Problem requirements — Find all lines in the listing that include the word "University", then copy them.

--- start Data section ---

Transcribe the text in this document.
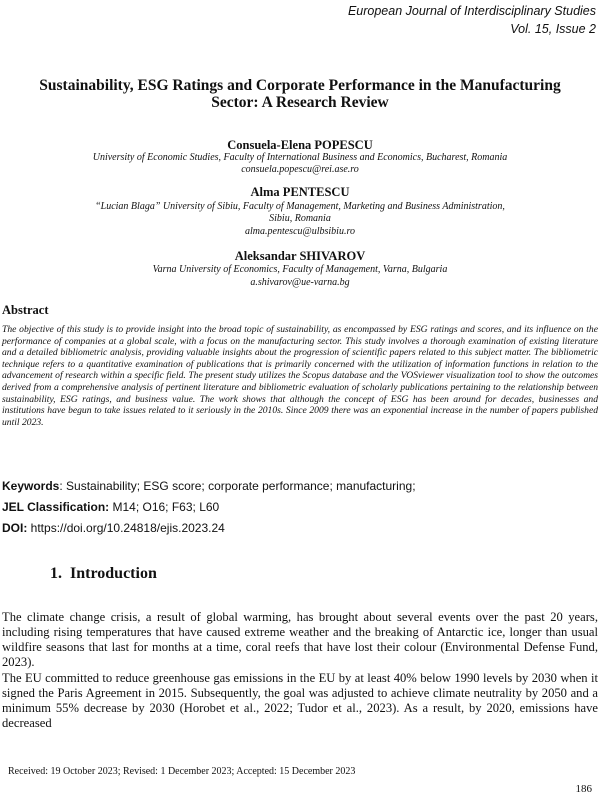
European Journal of Interdisciplinary Studies
Vol. 15, Issue 2
Sustainability, ESG Ratings and Corporate Performance in the Manufacturing Sector: A Research Review
Consuela-Elena POPESCU
University of Economic Studies, Faculty of International Business and Economics, Bucharest, Romania
consuela.popescu@rei.ase.ro
Alma PENTESCU
“Lucian Blaga” University of Sibiu, Faculty of Management, Marketing and Business Administration,
Sibiu, Romania
alma.pentescu@ulbsibiu.ro
Aleksandar SHIVAROV
Varna University of Economics, Faculty of Management, Varna, Bulgaria
a.shivarov@ue-varna.bg
Abstract
The objective of this study is to provide insight into the broad topic of sustainability, as encompassed by ESG ratings and scores, and its influence on the performance of companies at a global scale, with a focus on the manufacturing sector. This study involves a thorough examination of existing literature and a detailed bibliometric analysis, providing valuable insights about the progression of scientific papers related to this subject matter. The bibliometric technique refers to a quantitative examination of publications that is primarily concerned with the utilization of information functions in relation to the advancement of research within a specific field. The present study utilizes the Scopus database and the VOSviewer visualization tool to show the outcomes derived from a comprehensive analysis of pertinent literature and bibliometric evaluation of scholarly publications pertaining to the relationship between sustainability, ESG ratings, and business value. The work shows that although the concept of ESG has been around for decades, businesses and institutions have begun to take issues related to it seriously in the 2010s. Since 2009 there was an exponential increase in the number of papers published until 2023.
Keywords: Sustainability; ESG score; corporate performance; manufacturing;
JEL Classification: M14; O16; F63; L60
DOI: https://doi.org/10.24818/ejis.2023.24
1. Introduction
The climate change crisis, a result of global warming, has brought about several events over the past 20 years, including rising temperatures that have caused extreme weather and the breaking of Antarctic ice, longer than usual wildfire seasons that last for months at a time, coral reefs that have lost their colour (Environmental Defense Fund, 2023).
The EU committed to reduce greenhouse gas emissions in the EU by at least 40% below 1990 levels by 2030 when it signed the Paris Agreement in 2015. Subsequently, the goal was adjusted to achieve climate neutrality by 2050 and a minimum 55% decrease by 2030 (Horobet et al., 2022; Tudor et al., 2023). As a result, by 2020, emissions have decreased
Received: 19 October 2023; Revised: 1 December 2023; Accepted: 15 December 2023
186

--- end Data section ---

Full response —
University of Economic Studies, Faculty of International Business and Economics, Bucharest, Romania
“Lucian Blaga” University of Sibiu, Faculty of Management, Marketing and Business Administration,
Varna University of Economics, Faculty of Management, Varna, Bulgaria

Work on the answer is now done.